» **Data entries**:
= = =

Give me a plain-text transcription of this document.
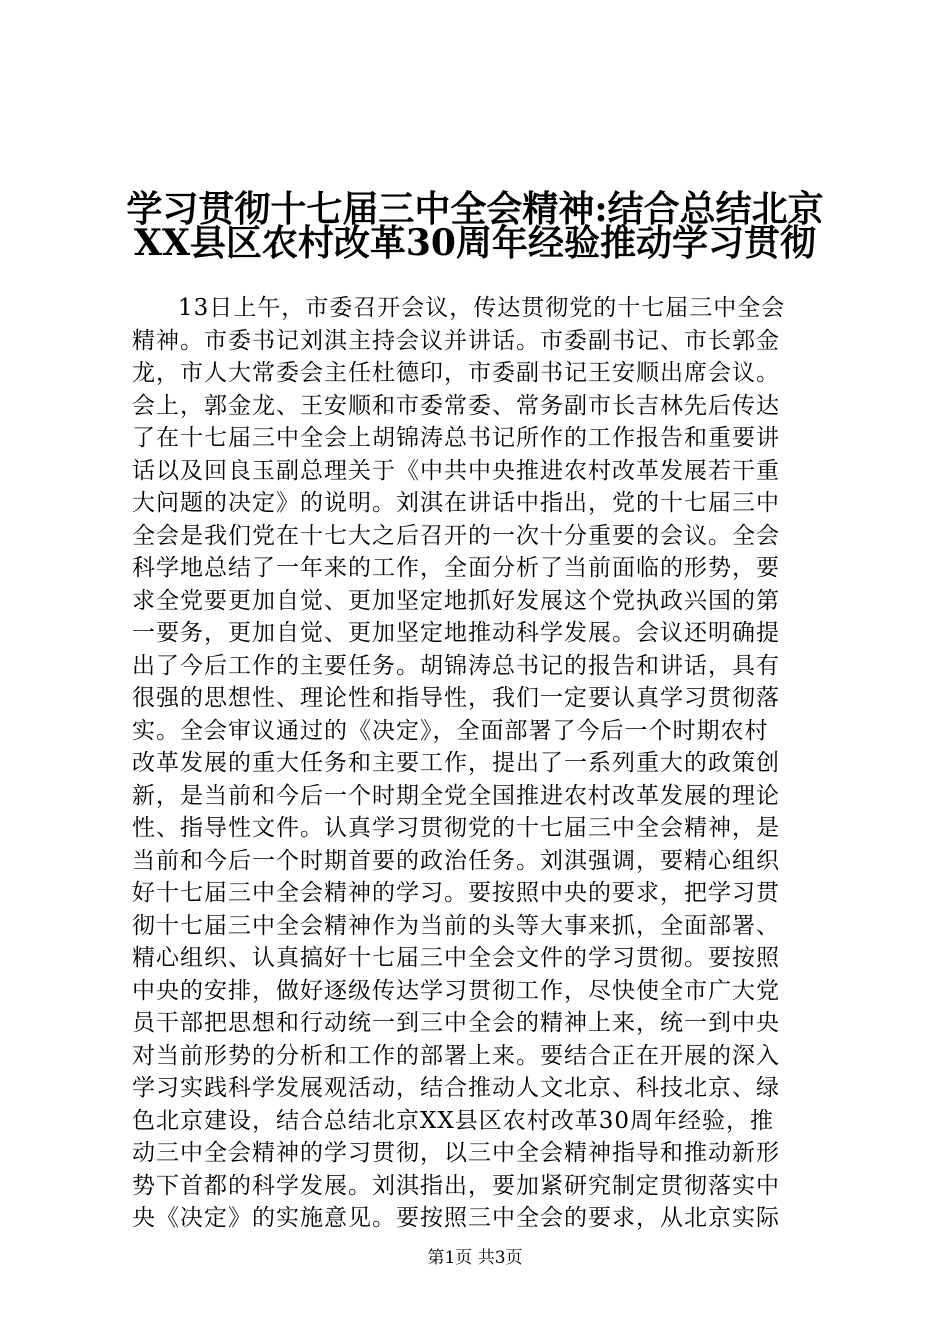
学习贯彻十七届三中全会精神:结合总结北京
XX县区农村改革30周年经验推动学习贯彻
13日上午，市委召开会议，传达贯彻党的十七届三中全会
精神。市委书记刘淇主持会议并讲话。市委副书记、市长郭金
龙，市人大常委会主任杜德印，市委副书记王安顺出席会议。
会上，郭金龙、王安顺和市委常委、常务副市长吉林先后传达
了在十七届三中全会上胡锦涛总书记所作的工作报告和重要讲
话以及回良玉副总理关于《中共中央推进农村改革发展若干重
大问题的决定》的说明。刘淇在讲话中指出，党的十七届三中
全会是我们党在十七大之后召开的一次十分重要的会议。全会
科学地总结了一年来的工作，全面分析了当前面临的形势，要
求全党要更加自觉、更加坚定地抓好发展这个党执政兴国的第
一要务，更加自觉、更加坚定地推动科学发展。会议还明确提
出了今后工作的主要任务。胡锦涛总书记的报告和讲话，具有
很强的思想性、理论性和指导性，我们一定要认真学习贯彻落
实。全会审议通过的《决定》，全面部署了今后一个时期农村
改革发展的重大任务和主要工作，提出了一系列重大的政策创
新，是当前和今后一个时期全党全国推进农村改革发展的理论
性、指导性文件。认真学习贯彻党的十七届三中全会精神，是
当前和今后一个时期首要的政治任务。刘淇强调，要精心组织
好十七届三中全会精神的学习。要按照中央的要求，把学习贯
彻十七届三中全会精神作为当前的头等大事来抓，全面部署、
精心组织、认真搞好十七届三中全会文件的学习贯彻。要按照
中央的安排，做好逐级传达学习贯彻工作，尽快使全市广大党
员干部把思想和行动统一到三中全会的精神上来，统一到中央
对当前形势的分析和工作的部署上来。要结合正在开展的深入
学习实践科学发展观活动，结合推动人文北京、科技北京、绿
色北京建设，结合总结北京XX县区农村改革30周年经验，推
动三中全会精神的学习贯彻，以三中全会精神指导和推动新形
势下首都的科学发展。刘淇指出，要加紧研究制定贯彻落实中
央《决定》的实施意见。要按照三中全会的要求，从北京实际
第1页 共3页
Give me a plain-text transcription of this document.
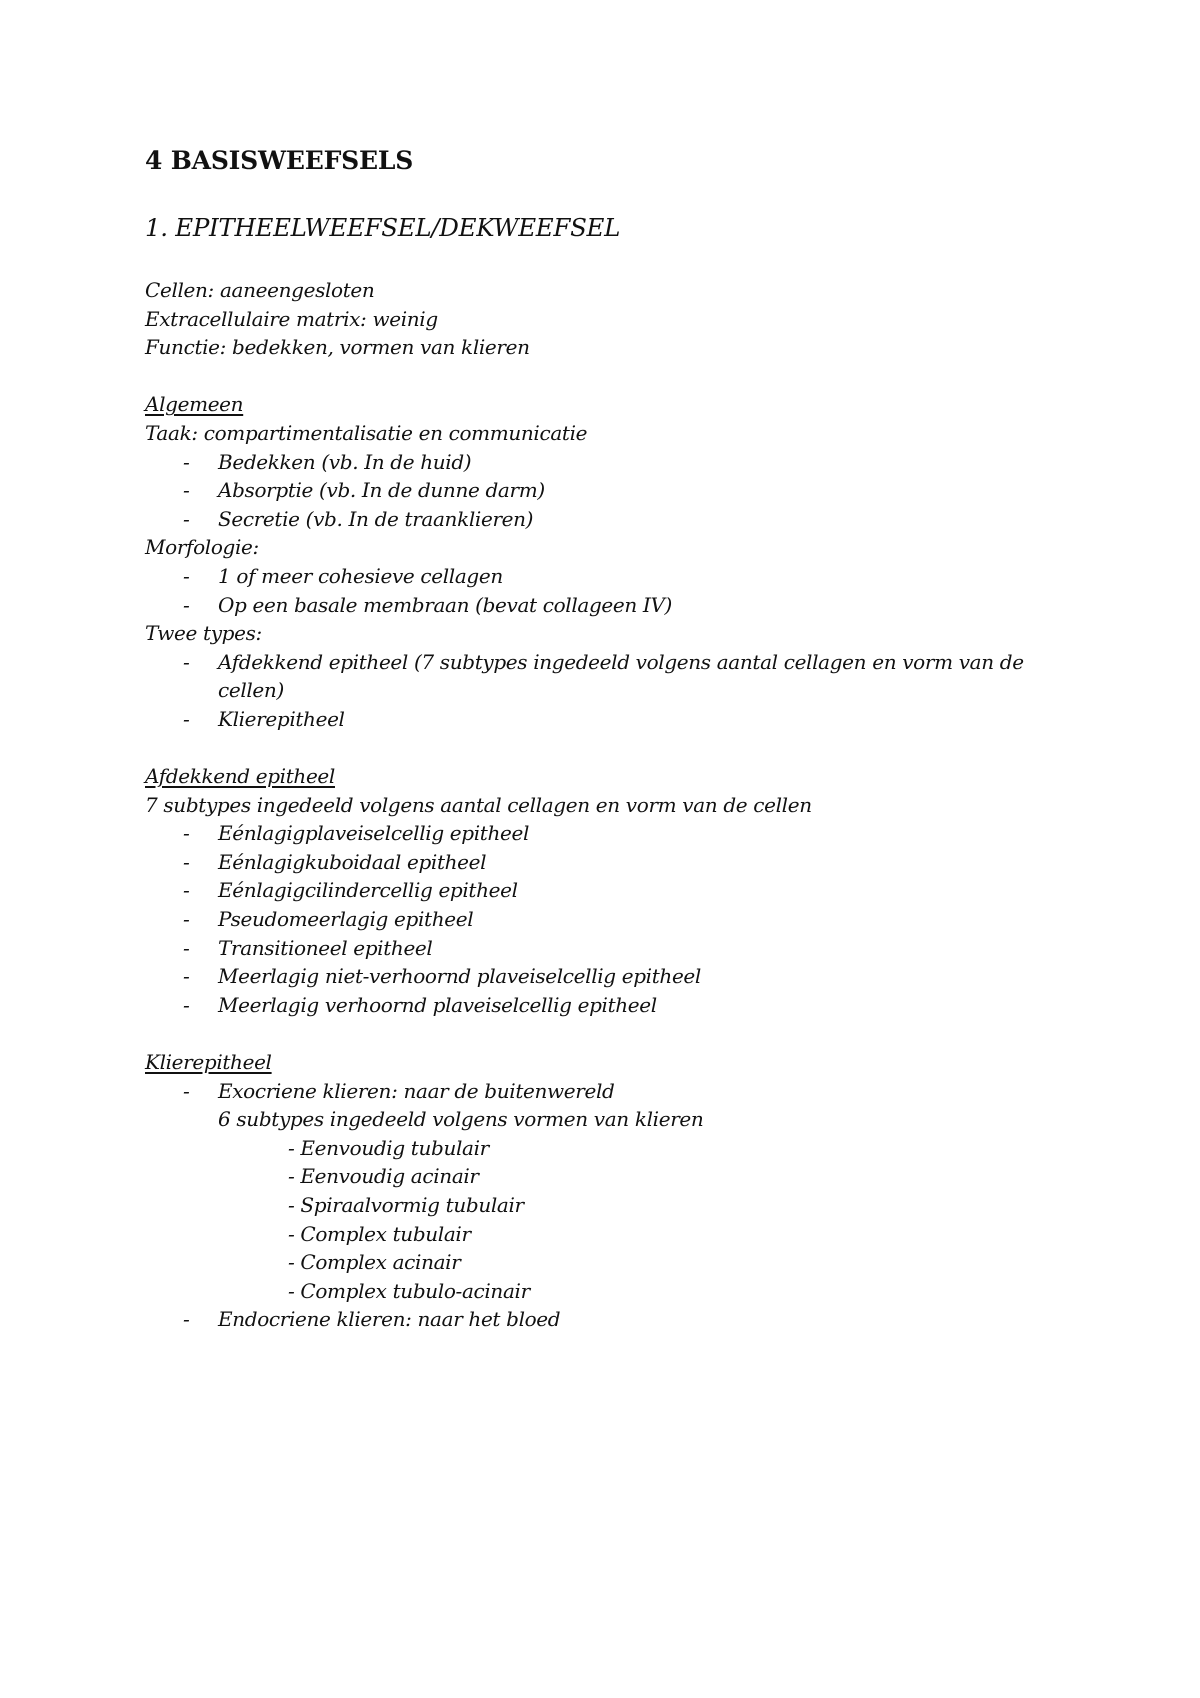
4 BASISWEEFSELS
1. EPITHEELWEEFSEL/DEKWEEFSEL
Cellen: aaneengesloten
Extracellulaire matrix: weinig
Functie: bedekken, vormen van klieren
Algemeen
Taak: compartimentalisatie en communicatie
- Bedekken (vb. In de huid)
- Absorptie (vb. In de dunne darm)
- Secretie (vb. In de traanklieren)
Morfologie:
- 1 of meer cohesieve cellagen
- Op een basale membraan (bevat collageen IV)
Twee types:
- Afdekkend epitheel (7 subtypes ingedeeld volgens aantal cellagen en vorm van de cellen)
- Klierepitheel
Afdekkend epitheel
7 subtypes ingedeeld volgens aantal cellagen en vorm van de cellen
- Eénlagigplaveiselcellig epitheel
- Eénlagigkuboidaal epitheel
- Eénlagigcilindercellig epitheel
- Pseudomeerlagig epitheel
- Transitioneel epitheel
- Meerlagig niet-verhoornd plaveiselcellig epitheel
- Meerlagig verhoornd plaveiselcellig epitheel
Klierepitheel
- Exocriene klieren: naar de buitenwereld
6 subtypes ingedeeld volgens vormen van klieren
- Eenvoudig tubulair
- Eenvoudig acinair
- Spiraalvormig tubulair
- Complex tubulair
- Complex acinair
- Complex tubulo-acinair
- Endocriene klieren: naar het bloed
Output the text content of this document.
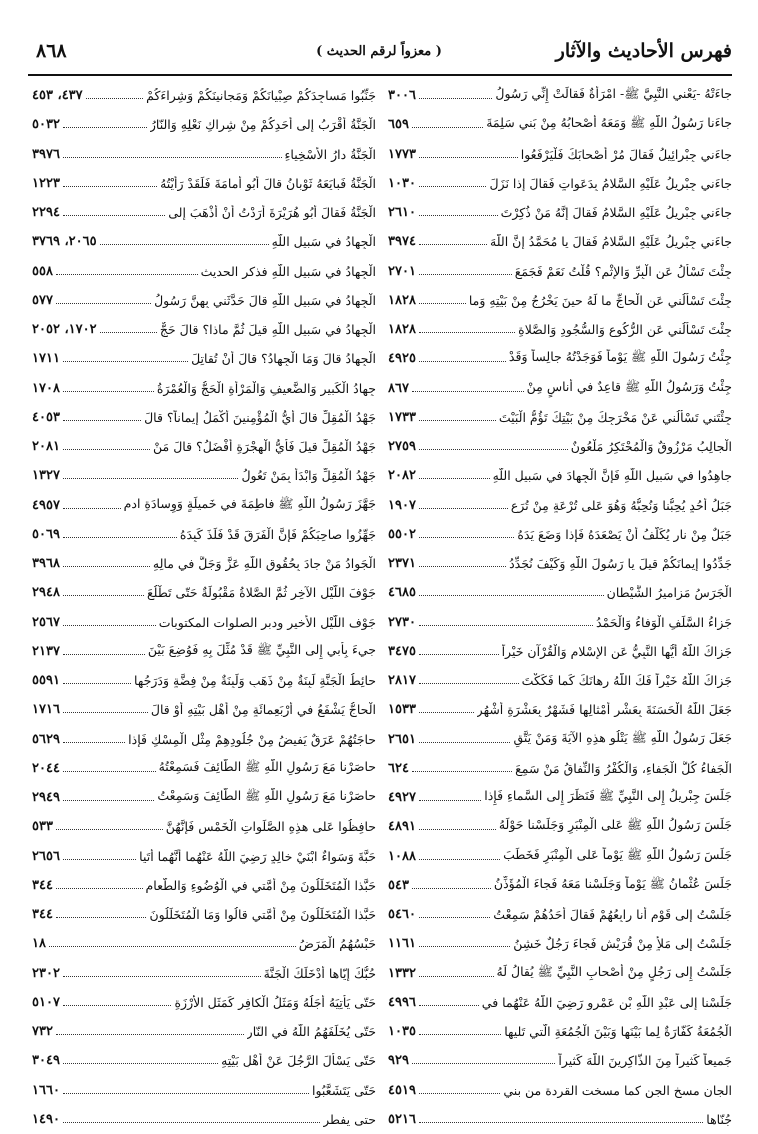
فهرس الأحاديث والآثار
( معزواً لرقم الحديث )
٨٦٨
جاءَتْهُ -يَعْني النَّبِيَّ ﷺ- امْرَأَةٌ فَقالَتْ إِنِّي رَسُولُ
٣٠٠٦
جاءَنا رَسُولُ اللّهِ ﷺ وَمَعَهُ أَصْحابُهُ مِنْ بَني سَلِمَةَ
٦٥٩
جاءَني جِبْرائِيلُ فَقالَ مُرْ أَصْحابَكَ فَلْيَرْفَعُوا
١٧٧٣
جاءَني جِبْريلُ عَلَيْهِ السَّلامُ بِدَعَواتٍ فَقالَ إِذا نَزَلَ
١٠٣٠
جاءَني جِبْريلُ عَلَيْهِ السَّلامُ فَقالَ إِنَّهُ مَنْ ذُكِرْتَ
٢٦١٠
جاءَني جِبْريلُ عَلَيْهِ السَّلامُ فَقالَ يا مُحَمَّدُ إِنَّ اللّهَ
٣٩٧٤
جِئْتَ تَسْأَلُ عَنِ الْبِرِّ وَالإِثْمِ؟ قُلْتُ نَعَمْ فَجَمَعَ
٢٧٠١
جِئْتَ تَسْأَلُني عَنِ الْحاجِّ ما لَهُ حينَ يَخْرُجُ مِنْ بَيْتِهِ وَما
١٨٢٨
جِئْتَ تَسْأَلُني عَنِ الرُّكُوعِ وَالسُّجُودِ وَالصَّلاةِ
١٨٢٨
جِئْتُ رَسُولَ اللّهِ ﷺ يَوْماً فَوَجَدْتُهُ جالِساً وَقَدْ
٤٩٢٥
جِئْتُ وَرَسُولُ اللّهِ ﷺ قاعِدٌ في أُناسٍ مِنْ
٨٦٧
جِئْتَني تَسْأَلُني عَنْ مَخْرَجِكَ مِنْ بَيْتِكَ تَؤُمُّ الْبَيْتَ
١٧٣٣
الْجالِبُ مَرْزُوقٌ وَالْمُحْتَكِرُ مَلْعُونٌ
٢٧٥٩
جاهِدُوا في سَبيلِ اللّهِ فَإِنَّ الْجِهادَ في سَبيلِ اللّهِ
٢٠٨٢
جَبَلُ أُحُدٍ يُحِبُّنا وَنُحِبُّهُ وَهُوَ عَلى تُرْعَةٍ مِنْ تُرَعِ
١٩٠٧
جَبَلٌ مِنْ نارٍ يُكَلَّفُ أَنْ يَصْعَدَهُ فَإِذا وَضَعَ يَدَهُ
٥٥٠٢
جَدِّدُوا إيمانَكُمْ قيلَ يا رَسُولَ اللّهِ وَكَيْفَ نُجَدِّدُ
٢٣٧١
الْجَرَسُ مَزاميرُ الشَّيْطانِ
٤٦٨٥
جَزاءُ السَّلَفِ الْوَفاءُ وَالْحَمْدُ
٢٧٣٠
جَزاكَ اللّهُ أَيُّها النَّبِيُّ عَنِ الإِسْلامِ وَالْقُرْآنِ خَيْراً
٣٤٧٥
جَزاكَ اللّهُ خَيْراً فَكَ اللّهُ رِهانَكَ كَما فَكَكْتَ
٢٨١٧
جَعَلَ اللّهُ الْحَسَنَةَ بِعَشْرِ أَمْثالِها فَشَهْرٌ بِعَشْرَةِ أَشْهُرٍ
١٥٣٣
جَعَلَ رَسُولُ اللّهِ ﷺ يَتْلُو هذِهِ الآيَةَ وَمَنْ يَتَّقِ
٢٦٥١
الْجَفاءُ كُلُّ الْجَفاءِ، وَالْكُفْرُ وَالنِّفاقُ مَنْ سَمِعَ
٦٢٤
جَلَسَ جِبْريلُ إِلى النَّبِيِّ ﷺ فَنَظَرَ إِلى السَّماءِ فَإِذا
٤٩٢٧
جَلَسَ رَسُولُ اللّهِ ﷺ عَلى الْمِنْبَرِ وَجَلَسْنا حَوْلَهُ
٤٨٩١
جَلَسَ رَسُولُ اللّهِ ﷺ يَوْماً عَلى الْمِنْبَرِ فَخَطَبَ
١٠٨٨
جَلَسَ عُثْمانُ ﷺ يَوْماً وَجَلَسْنا مَعَهُ فَجاءَ الْمُؤَذِّنُ
٥٤٣
جَلَسْتُ إِلى قَوْمٍ أَنا رابِعُهُمْ فَقالَ أَحَدُهُمْ سَمِعْتُ
٥٤٦٠
جَلَسْتُ إِلى مَلأٍ مِنْ قُرَيْشٍ فَجاءَ رَجُلٌ خَشِنُ
١١٦١
جَلَسْتُ إِلى رَجُلٍ مِنْ أَصْحابِ النَّبِيِّ ﷺ يُقالُ لَهُ
١٣٣٢
جَلَسْنا إِلى عَبْدِ اللّهِ بْنِ عَمْرٍو رَضِيَ اللّهُ عَنْهُما في
٤٩٩٦
الْجُمُعَةُ كَفّارَةٌ لِما بَيْنَها وَبَيْنَ الْجُمُعَةِ الَّتي تَليها
١٠٣٥
جَميعاً كَثيراً مِنَ الذّاكِرينَ اللّهَ كَثيراً
٩٢٩
الجان مسخ الجن كما مسخت القردة من بني
٤٥١٩
جُنّاها
٥٢١٦
جَنِّبُوا مَساجِدَكُمْ صِبْيانَكُمْ وَمَجانينَكُمْ وَشِراءَكُمْ
٤٣٧، ٤٥٣
الْجَنَّةُ أَقْرَبُ إِلى أَحَدِكُمْ مِنْ شِراكِ نَعْلِهِ وَالنّارُ
٥٠٣٢
الْجَنَّةُ دارُ الأَسْخِياءِ
٣٩٧٦
الْجَنَّةُ فَبايَعَهُ ثَوْبانُ قالَ أَبُو أُمامَةَ فَلَقَدْ رَأَيْتُهُ
١٢٢٣
الْجَنَّةُ فَقالَ أَبُو هُرَيْرَةَ أَرَدْتُ أَنْ أَذْهَبَ إِلى
٢٢٩٤
الْجِهادُ في سَبيلِ اللّهِ
٢٠٦٥، ٣٧٦٩
الْجِهادُ في سَبيلِ اللّهِ فذكر الحديث
٥٥٨
الْجِهادُ في سَبيلِ اللّهِ قالَ حَدَّثَني بِهِنَّ رَسُولُ
٥٧٧
الْجِهادُ في سَبيلِ اللّهِ قيلَ ثُمَّ ماذا؟ قالَ حَجٌّ
١٧٠٢، ٢٠٥٢
الْجِهادُ قالَ وَمَا الْجِهادُ؟ قالَ أَنْ تُقاتِلَ
١٧١١
جِهادُ الْكَبيرِ وَالضَّعيفِ وَالْمَرْأَةِ الْحَجُّ وَالْعُمْرَةُ
١٧٠٨
جَهْدُ الْمُقِلِّ قالَ أَيُّ الْمُؤْمِنينَ أَكْمَلُ إيماناً؟ قالَ
٤٠٥٣
جَهْدُ الْمُقِلِّ قيلَ فَأَيُّ الْهِجْرَةِ أَفْضَلُ؟ قالَ مَنْ
٢٠٨١
جَهْدُ الْمُقِلِّ وَابْدَأْ بِمَنْ تَعُولُ
١٣٢٧
جَهَّزَ رَسُولُ اللّهِ ﷺ فاطِمَةَ في خَميلَةٍ وَوِسادَةِ ادم
٤٩٥٧
جَهِّزُوا صاحِبَكُمْ فَإِنَّ الْفَرَقَ قَدْ فَلَذَ كَبِدَهُ
٥٠٦٩
الْجَوادُ مَنْ جادَ بِحُقُوقِ اللّهِ عَزَّ وَجَلَّ في مالِهِ
٣٩٦٨
جَوْفَ اللَّيْلِ الآخِرِ ثُمَّ الصَّلاةُ مَقْبُولَةٌ حَتّى تَطْلُعَ
٢٩٤٨
جَوْف اللَّيْلِ الأخير ودبر الصلوات المكتوبات
٢٥٦٧
جيءَ بِأَبي إِلى النَّبِيِّ ﷺ قَدْ مُثِّلَ بِهِ فَوُضِعَ بَيْنَ
٢١٣٧
حائِطُ الْجَنَّةِ لَبِنَةٌ مِنْ ذَهَبٍ وَلَبِنَةٌ مِنْ فِضَّةٍ وَدَرَجُها
٥٥٩١
الْحاجُّ يَشْفَعُ في أَرْبَعِمائَةٍ مِنْ أَهْلِ بَيْتِهِ أَوْ قالَ
١٧١٦
حاجَتُهُمْ عَرَقٌ يَفيضُ مِنْ جُلُودِهِمْ مِثْلِ الْمِسْكِ فَإِذا
٥٦٢٩
حاصَرْنا مَعَ رَسُولِ اللّهِ ﷺ الطّائِفَ فَسَمِعْتُهُ
٢٠٤٤
حاصَرْنا مَعَ رَسُولِ اللّهِ ﷺ الطّائِفَ وَسَمِعْتُ
٢٩٤٩
حافِظُوا عَلى هذِهِ الصَّلَواتِ الْخَمْسِ فَإِنَّهُنَّ
٥٣٣
حَبَّةَ وَسَواءٌ ابْنَيْ خالِدٍ رَضِيَ اللّهُ عَنْهُما أَنَّهُما أَتَيا
٢٦٥٦
حَبَّذا الْمُتَخَلِّلُونَ مِنْ أُمَّتي في الْوُضُوءِ وَالطَّعامِ
٣٤٤
حَبَّذا الْمُتَخَلِّلُونَ مِنْ أُمَّتي قالُوا وَمَا الْمُتَخَلِّلُونَ
٣٤٤
حَبْسُهُمُ الْمَرَضُ
١٨
حُبُّكَ إِيّاها أَدْخَلَكَ الْجَنَّةَ
٢٣٠٢
حَتّى يَأْتِيَهُ أَجَلُهُ وَمَثَلُ الْكافِرِ كَمَثَلِ الأَرْزَةِ
٥١٠٧
حَتّى يُخَلِّفَهُمُ اللّهُ في النّارِ
٧٣٢
حَتّى يَسْأَلَ الرَّجُلَ عَنْ أَهْلِ بَيْتِهِ
٣٠٤٩
حَتّى يَتَشَعَّبُوا
١٦٦٠
حتى يفطر
١٤٩٠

= = =

» **Stated exercise**:
Which lines include the word "ingedeeld"? List them all.

» **Correct response**:
- Afdekkend epitheel (7 subtypes ingedeeld volgens aantal cellagen en vorm van de cellen)
7 subtypes ingedeeld volgens aantal cellagen en vorm van de cellen
6 subtypes ingedeeld volgens vormen van klieren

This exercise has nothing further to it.